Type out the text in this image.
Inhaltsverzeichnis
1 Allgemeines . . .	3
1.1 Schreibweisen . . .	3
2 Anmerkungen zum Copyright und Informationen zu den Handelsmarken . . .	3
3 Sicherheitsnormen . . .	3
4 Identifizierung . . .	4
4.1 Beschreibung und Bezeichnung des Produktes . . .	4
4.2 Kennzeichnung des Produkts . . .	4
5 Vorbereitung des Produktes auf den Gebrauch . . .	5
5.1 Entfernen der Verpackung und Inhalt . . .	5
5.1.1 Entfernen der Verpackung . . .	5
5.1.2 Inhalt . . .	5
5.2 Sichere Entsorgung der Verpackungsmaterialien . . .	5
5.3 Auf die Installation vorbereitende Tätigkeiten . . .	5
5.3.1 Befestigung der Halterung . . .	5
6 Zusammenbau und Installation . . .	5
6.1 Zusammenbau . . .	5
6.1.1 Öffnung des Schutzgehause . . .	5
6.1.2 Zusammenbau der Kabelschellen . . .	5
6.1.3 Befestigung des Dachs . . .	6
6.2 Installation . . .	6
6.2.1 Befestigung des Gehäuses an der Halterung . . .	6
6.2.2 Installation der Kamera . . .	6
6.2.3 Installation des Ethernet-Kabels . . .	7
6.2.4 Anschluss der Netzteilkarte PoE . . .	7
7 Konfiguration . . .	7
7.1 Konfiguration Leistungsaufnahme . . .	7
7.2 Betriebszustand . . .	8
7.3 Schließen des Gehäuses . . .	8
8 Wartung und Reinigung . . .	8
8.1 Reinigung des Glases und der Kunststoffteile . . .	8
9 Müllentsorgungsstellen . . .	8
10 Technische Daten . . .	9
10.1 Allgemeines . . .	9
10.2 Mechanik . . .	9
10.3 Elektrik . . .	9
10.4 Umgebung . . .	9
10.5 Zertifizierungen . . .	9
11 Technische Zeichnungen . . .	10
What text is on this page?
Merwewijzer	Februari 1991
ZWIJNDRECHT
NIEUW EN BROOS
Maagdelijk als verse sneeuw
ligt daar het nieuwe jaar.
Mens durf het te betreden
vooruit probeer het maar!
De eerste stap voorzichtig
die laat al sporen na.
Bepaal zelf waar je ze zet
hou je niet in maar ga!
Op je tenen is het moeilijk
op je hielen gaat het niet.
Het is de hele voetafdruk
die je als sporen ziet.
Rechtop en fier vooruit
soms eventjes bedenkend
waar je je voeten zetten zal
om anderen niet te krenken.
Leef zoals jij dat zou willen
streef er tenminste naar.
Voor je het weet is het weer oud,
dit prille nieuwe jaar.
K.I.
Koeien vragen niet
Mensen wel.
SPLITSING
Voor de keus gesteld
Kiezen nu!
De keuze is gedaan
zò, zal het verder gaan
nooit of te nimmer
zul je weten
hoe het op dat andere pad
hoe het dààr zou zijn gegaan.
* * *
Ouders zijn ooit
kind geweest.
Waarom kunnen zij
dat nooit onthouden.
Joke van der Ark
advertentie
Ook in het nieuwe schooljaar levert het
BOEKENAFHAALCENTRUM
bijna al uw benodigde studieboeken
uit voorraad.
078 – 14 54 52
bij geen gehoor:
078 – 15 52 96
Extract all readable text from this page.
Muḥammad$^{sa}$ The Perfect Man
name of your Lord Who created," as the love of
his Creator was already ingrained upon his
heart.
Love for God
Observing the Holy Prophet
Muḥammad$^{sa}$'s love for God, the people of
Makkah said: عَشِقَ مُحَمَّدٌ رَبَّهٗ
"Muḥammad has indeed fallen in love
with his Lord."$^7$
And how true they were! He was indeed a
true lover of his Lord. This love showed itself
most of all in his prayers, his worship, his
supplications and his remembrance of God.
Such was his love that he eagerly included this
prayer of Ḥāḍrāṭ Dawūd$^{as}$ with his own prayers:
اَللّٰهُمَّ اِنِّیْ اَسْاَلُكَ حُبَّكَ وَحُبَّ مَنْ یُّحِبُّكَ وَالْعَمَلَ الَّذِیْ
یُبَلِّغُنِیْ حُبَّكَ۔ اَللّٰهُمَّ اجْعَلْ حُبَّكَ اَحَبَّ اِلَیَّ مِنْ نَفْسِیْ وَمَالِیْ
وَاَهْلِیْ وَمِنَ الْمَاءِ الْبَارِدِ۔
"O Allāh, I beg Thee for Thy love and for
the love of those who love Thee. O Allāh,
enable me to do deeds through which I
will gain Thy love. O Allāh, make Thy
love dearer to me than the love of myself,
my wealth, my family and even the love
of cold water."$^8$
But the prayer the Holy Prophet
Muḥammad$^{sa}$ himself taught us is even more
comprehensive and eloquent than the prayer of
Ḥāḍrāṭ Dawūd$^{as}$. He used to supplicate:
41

==================================================

Check the data for the word "Halterung" and pull out the lines that have it.

5.3.1 Befestigung der Halterung . . .	5
6.2.1 Befestigung des Gehäuses an der Halterung . . .	6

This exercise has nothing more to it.